### What you will do
Transcribe each record exactly as it appears.

### Page text dataset records
/---

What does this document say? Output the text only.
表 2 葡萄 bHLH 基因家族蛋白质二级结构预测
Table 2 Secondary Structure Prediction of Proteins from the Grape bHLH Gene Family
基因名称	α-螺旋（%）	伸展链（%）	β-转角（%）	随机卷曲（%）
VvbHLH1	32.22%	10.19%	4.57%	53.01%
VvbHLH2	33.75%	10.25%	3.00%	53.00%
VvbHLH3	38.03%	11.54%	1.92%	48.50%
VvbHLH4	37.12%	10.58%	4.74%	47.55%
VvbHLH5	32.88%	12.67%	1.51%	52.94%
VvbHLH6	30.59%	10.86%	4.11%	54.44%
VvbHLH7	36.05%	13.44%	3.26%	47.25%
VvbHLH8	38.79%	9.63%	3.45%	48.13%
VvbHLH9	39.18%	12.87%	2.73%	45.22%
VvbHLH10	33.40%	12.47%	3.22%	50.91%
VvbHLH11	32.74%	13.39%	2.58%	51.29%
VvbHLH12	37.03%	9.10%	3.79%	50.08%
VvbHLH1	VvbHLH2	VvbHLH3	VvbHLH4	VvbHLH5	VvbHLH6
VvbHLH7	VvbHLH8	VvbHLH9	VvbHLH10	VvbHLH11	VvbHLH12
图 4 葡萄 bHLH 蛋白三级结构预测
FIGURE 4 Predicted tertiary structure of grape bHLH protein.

\---

### Your solution
What does this document say? Output the text only.
表 2 葡萄 bHLH 基因家族蛋白质二级结构预测
Table 2 Secondary Structure Prediction of Proteins from the Grape bHLH Gene Family
基因名称	α-螺旋（%）	伸展链（%）	β-转角（%）	随机卷曲（%）
VvbHLH1	32.22%	10.19%	4.57%	53.01%
VvbHLH2	33.75%	10.25%	3.00%	53.00%
VvbHLH3	38.03%	11.54%	1.92%	48.50%
VvbHLH4	37.12%	10.58%	4.74%	47.55%
VvbHLH5	32.88%	12.67%	1.51%	52.94%
VvbHLH6	30.59%	10.86%	4.11%	54.44%
VvbHLH7	36.05%	13.44%	3.26%	47.25%
VvbHLH8	38.79%	9.63%	3.45%	48.13%
VvbHLH9	39.18%	12.87%	2.73%	45.22%
VvbHLH10	33.40%	12.47%	3.22%	50.91%
VvbHLH11	32.74%	13.39%	2.58%	51.29%
VvbHLH12	37.03%	9.10%	3.79%	50.08%
VvbHLH1	VvbHLH2	VvbHLH3	VvbHLH4	VvbHLH5	VvbHLH6
VvbHLH7	VvbHLH8	VvbHLH9	VvbHLH10	VvbHLH11	VvbHLH12
图 4 葡萄 bHLH 蛋白三级结构预测
FIGURE 4 Predicted tertiary structure of grape bHLH protein.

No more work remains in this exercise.